TO DO
Could you extract every entry below and reproduce it exactly?

Stored data:
** START **
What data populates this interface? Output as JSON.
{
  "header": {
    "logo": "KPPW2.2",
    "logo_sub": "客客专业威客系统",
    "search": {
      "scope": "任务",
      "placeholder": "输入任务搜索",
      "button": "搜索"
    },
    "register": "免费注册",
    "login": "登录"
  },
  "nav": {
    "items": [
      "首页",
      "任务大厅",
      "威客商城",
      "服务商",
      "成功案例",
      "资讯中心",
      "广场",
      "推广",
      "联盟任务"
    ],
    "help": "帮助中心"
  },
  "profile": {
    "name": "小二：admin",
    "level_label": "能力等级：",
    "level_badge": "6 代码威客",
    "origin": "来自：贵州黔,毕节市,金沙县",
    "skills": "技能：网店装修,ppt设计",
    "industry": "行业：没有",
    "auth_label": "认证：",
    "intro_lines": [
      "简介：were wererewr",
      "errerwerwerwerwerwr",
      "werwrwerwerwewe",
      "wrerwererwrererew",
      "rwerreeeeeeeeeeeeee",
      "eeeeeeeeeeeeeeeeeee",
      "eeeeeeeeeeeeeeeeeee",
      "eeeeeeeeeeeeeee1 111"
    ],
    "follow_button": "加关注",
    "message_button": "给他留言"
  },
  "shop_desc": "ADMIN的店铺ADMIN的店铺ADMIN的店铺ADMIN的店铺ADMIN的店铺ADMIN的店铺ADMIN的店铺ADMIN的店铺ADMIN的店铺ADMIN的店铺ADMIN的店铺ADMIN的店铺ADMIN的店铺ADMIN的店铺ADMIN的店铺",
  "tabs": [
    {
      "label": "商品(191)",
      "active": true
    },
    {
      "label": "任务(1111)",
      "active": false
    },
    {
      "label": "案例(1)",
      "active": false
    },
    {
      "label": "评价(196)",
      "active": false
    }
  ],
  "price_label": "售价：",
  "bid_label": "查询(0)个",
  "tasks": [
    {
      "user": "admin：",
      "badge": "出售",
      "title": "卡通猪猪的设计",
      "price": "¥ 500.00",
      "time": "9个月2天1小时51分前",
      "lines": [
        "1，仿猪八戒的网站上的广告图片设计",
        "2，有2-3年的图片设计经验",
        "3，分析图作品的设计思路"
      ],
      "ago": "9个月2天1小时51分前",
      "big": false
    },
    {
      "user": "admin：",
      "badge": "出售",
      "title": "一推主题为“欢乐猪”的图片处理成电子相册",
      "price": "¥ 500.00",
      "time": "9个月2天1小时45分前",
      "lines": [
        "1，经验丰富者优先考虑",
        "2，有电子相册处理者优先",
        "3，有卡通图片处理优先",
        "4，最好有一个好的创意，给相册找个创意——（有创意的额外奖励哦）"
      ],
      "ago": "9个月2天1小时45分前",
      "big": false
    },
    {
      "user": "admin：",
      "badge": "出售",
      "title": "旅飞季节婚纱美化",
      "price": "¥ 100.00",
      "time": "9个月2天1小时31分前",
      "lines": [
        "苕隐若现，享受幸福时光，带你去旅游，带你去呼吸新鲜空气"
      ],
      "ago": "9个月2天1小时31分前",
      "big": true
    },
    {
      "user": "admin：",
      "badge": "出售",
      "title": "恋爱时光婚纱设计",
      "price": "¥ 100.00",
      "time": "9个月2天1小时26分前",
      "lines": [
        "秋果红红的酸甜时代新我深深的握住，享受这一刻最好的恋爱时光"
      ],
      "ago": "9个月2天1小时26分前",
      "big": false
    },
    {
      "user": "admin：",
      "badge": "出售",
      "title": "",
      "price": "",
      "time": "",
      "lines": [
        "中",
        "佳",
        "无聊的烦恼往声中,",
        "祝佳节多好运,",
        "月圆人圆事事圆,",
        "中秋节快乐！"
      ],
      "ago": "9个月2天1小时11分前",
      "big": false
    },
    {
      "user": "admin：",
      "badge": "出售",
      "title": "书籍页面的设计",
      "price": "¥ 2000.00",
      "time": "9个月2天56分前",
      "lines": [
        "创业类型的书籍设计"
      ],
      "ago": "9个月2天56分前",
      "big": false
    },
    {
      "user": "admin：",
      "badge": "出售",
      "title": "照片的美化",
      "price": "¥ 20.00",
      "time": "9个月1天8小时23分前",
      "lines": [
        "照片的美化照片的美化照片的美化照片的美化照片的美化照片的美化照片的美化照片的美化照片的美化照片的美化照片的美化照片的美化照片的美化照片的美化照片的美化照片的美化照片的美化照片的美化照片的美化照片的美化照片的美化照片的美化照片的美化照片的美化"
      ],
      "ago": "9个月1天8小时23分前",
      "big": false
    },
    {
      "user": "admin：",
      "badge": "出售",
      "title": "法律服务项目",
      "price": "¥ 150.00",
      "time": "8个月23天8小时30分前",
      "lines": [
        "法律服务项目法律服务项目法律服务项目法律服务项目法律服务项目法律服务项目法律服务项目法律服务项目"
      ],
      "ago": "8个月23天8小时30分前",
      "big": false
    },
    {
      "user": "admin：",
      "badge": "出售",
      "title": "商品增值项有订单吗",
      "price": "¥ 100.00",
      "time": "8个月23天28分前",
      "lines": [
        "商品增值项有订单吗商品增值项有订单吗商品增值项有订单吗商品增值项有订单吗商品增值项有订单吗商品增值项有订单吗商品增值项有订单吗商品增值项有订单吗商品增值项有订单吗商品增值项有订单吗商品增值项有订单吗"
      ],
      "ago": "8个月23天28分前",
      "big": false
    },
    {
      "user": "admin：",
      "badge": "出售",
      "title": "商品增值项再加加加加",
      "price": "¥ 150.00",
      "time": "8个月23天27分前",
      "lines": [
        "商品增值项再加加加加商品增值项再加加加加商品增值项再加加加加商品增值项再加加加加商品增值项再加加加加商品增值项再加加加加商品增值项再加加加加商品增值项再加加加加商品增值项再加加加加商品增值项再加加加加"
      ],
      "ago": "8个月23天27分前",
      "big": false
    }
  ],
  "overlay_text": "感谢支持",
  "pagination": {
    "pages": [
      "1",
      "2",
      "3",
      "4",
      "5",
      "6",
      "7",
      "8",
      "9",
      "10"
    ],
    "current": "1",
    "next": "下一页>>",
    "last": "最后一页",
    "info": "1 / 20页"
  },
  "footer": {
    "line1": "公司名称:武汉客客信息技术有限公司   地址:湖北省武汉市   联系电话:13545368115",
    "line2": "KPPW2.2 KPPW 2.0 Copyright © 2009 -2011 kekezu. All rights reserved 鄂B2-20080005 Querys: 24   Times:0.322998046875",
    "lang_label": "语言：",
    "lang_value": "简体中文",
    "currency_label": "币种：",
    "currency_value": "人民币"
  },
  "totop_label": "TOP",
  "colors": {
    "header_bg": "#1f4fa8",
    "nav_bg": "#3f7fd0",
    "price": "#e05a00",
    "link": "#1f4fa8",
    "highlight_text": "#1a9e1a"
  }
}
** END **
PROBLEM SOLUTION
What data populates this interface? Output as JSON.
{
  "header": {
    "logo": "KPPW2.2",
    "logo_sub": "客客专业威客系统",
    "search": {
      "scope": "任务",
      "placeholder": "输入任务搜索",
      "button": "搜索"
    },
    "register": "免费注册",
    "login": "登录"
  },
  "nav": {
    "items": [
      "首页",
      "任务大厅",
      "威客商城",
      "服务商",
      "成功案例",
      "资讯中心",
      "广场",
      "推广",
      "联盟任务"
    ],
    "help": "帮助中心"
  },
  "profile": {
    "name": "小二：admin",
    "level_label": "能力等级：",
    "level_badge": "6 代码威客",
    "origin": "来自：贵州黔,毕节市,金沙县",
    "skills": "技能：网店装修,ppt设计",
    "industry": "行业：没有",
    "auth_label": "认证：",
    "intro_lines": [
      "简介：were wererewr",
      "errerwerwerwerwerwr",
      "werwrwerwerwewe",
      "wrerwererwrererew",
      "rwerreeeeeeeeeeeeee",
      "eeeeeeeeeeeeeeeeeee",
      "eeeeeeeeeeeeeeeeeee",
      "eeeeeeeeeeeeeee1 111"
    ],
    "follow_button": "加关注",
    "message_button": "给他留言"
  },
  "shop_desc": "ADMIN的店铺ADMIN的店铺ADMIN的店铺ADMIN的店铺ADMIN的店铺ADMIN的店铺ADMIN的店铺ADMIN的店铺ADMIN的店铺ADMIN的店铺ADMIN的店铺ADMIN的店铺ADMIN的店铺ADMIN的店铺ADMIN的店铺",
  "tabs": [
    {
      "label": "商品(191)",
      "active": true
    },
    {
      "label": "任务(1111)",
      "active": false
    },
    {
      "label": "案例(1)",
      "active": false
    },
    {
      "label": "评价(196)",
      "active": false
    }
  ],
  "price_label": "售价：",
  "bid_label": "查询(0)个",
  "tasks": [
    {
      "user": "admin：",
      "badge": "出售",
      "title": "卡通猪猪的设计",
      "price": "¥ 500.00",
      "time": "9个月2天1小时51分前",
      "lines": [
        "1，仿猪八戒的网站上的广告图片设计",
        "2，有2-3年的图片设计经验",
        "3，分析图作品的设计思路"
      ],
      "ago": "9个月2天1小时51分前",
      "big": false
    },
    {
      "user": "admin：",
      "badge": "出售",
      "title": "一推主题为“欢乐猪”的图片处理成电子相册",
      "price": "¥ 500.00",
      "time": "9个月2天1小时45分前",
      "lines": [
        "1，经验丰富者优先考虑",
        "2，有电子相册处理者优先",
        "3，有卡通图片处理优先",
        "4，最好有一个好的创意，给相册找个创意——（有创意的额外奖励哦）"
      ],
      "ago": "9个月2天1小时45分前",
      "big": false
    },
    {
      "user": "admin：",
      "badge": "出售",
      "title": "旅飞季节婚纱美化",
      "price": "¥ 100.00",
      "time": "9个月2天1小时31分前",
      "lines": [
        "苕隐若现，享受幸福时光，带你去旅游，带你去呼吸新鲜空气"
      ],
      "ago": "9个月2天1小时31分前",
      "big": true
    },
    {
      "user": "admin：",
      "badge": "出售",
      "title": "恋爱时光婚纱设计",
      "price": "¥ 100.00",
      "time": "9个月2天1小时26分前",
      "lines": [
        "秋果红红的酸甜时代新我深深的握住，享受这一刻最好的恋爱时光"
      ],
      "ago": "9个月2天1小时26分前",
      "big": false
    },
    {
      "user": "admin：",
      "badge": "出售",
      "title": "",
      "price": "",
      "time": "",
      "lines": [
        "中",
        "佳",
        "无聊的烦恼往声中,",
        "祝佳节多好运,",
        "月圆人圆事事圆,",
        "中秋节快乐！"
      ],
      "ago": "9个月2天1小时11分前",
      "big": false
    },
    {
      "user": "admin：",
      "badge": "出售",
      "title": "书籍页面的设计",
      "price": "¥ 2000.00",
      "time": "9个月2天56分前",
      "lines": [
        "创业类型的书籍设计"
      ],
      "ago": "9个月2天56分前",
      "big": false
    },
    {
      "user": "admin：",
      "badge": "出售",
      "title": "照片的美化",
      "price": "¥ 20.00",
      "time": "9个月1天8小时23分前",
      "lines": [
        "照片的美化照片的美化照片的美化照片的美化照片的美化照片的美化照片的美化照片的美化照片的美化照片的美化照片的美化照片的美化照片的美化照片的美化照片的美化照片的美化照片的美化照片的美化照片的美化照片的美化照片的美化照片的美化照片的美化照片的美化"
      ],
      "ago": "9个月1天8小时23分前",
      "big": false
    },
    {
      "user": "admin：",
      "badge": "出售",
      "title": "法律服务项目",
      "price": "¥ 150.00",
      "time": "8个月23天8小时30分前",
      "lines": [
        "法律服务项目法律服务项目法律服务项目法律服务项目法律服务项目法律服务项目法律服务项目法律服务项目"
      ],
      "ago": "8个月23天8小时30分前",
      "big": false
    },
    {
      "user": "admin：",
      "badge": "出售",
      "title": "商品增值项有订单吗",
      "price": "¥ 100.00",
      "time": "8个月23天28分前",
      "lines": [
        "商品增值项有订单吗商品增值项有订单吗商品增值项有订单吗商品增值项有订单吗商品增值项有订单吗商品增值项有订单吗商品增值项有订单吗商品增值项有订单吗商品增值项有订单吗商品增值项有订单吗商品增值项有订单吗"
      ],
      "ago": "8个月23天28分前",
      "big": false
    },
    {
      "user": "admin：",
      "badge": "出售",
      "title": "商品增值项再加加加加",
      "price": "¥ 150.00",
      "time": "8个月23天27分前",
      "lines": [
        "商品增值项再加加加加商品增值项再加加加加商品增值项再加加加加商品增值项再加加加加商品增值项再加加加加商品增值项再加加加加商品增值项再加加加加商品增值项再加加加加商品增值项再加加加加商品增值项再加加加加"
      ],
      "ago": "8个月23天27分前",
      "big": false
    }
  ],
  "overlay_text": "感谢支持",
  "pagination": {
    "pages": [
      "1",
      "2",
      "3",
      "4",
      "5",
      "6",
      "7",
      "8",
      "9",
      "10"
    ],
    "current": "1",
    "next": "下一页>>",
    "last": "最后一页",
    "info": "1 / 20页"
  },
  "footer": {
    "line1": "公司名称:武汉客客信息技术有限公司   地址:湖北省武汉市   联系电话:13545368115",
    "line2": "KPPW2.2 KPPW 2.0 Copyright © 2009 -2011 kekezu. All rights reserved 鄂B2-20080005 Querys: 24   Times:0.322998046875",
    "lang_label": "语言：",
    "lang_value": "简体中文",
    "currency_label": "币种：",
    "currency_value": "人民币"
  },
  "totop_label": "TOP",
  "colors": {
    "header_bg": "#1f4fa8",
    "nav_bg": "#3f7fd0",
    "price": "#e05a00",
    "link": "#1f4fa8",
    "highlight_text": "#1a9e1a"
  }
}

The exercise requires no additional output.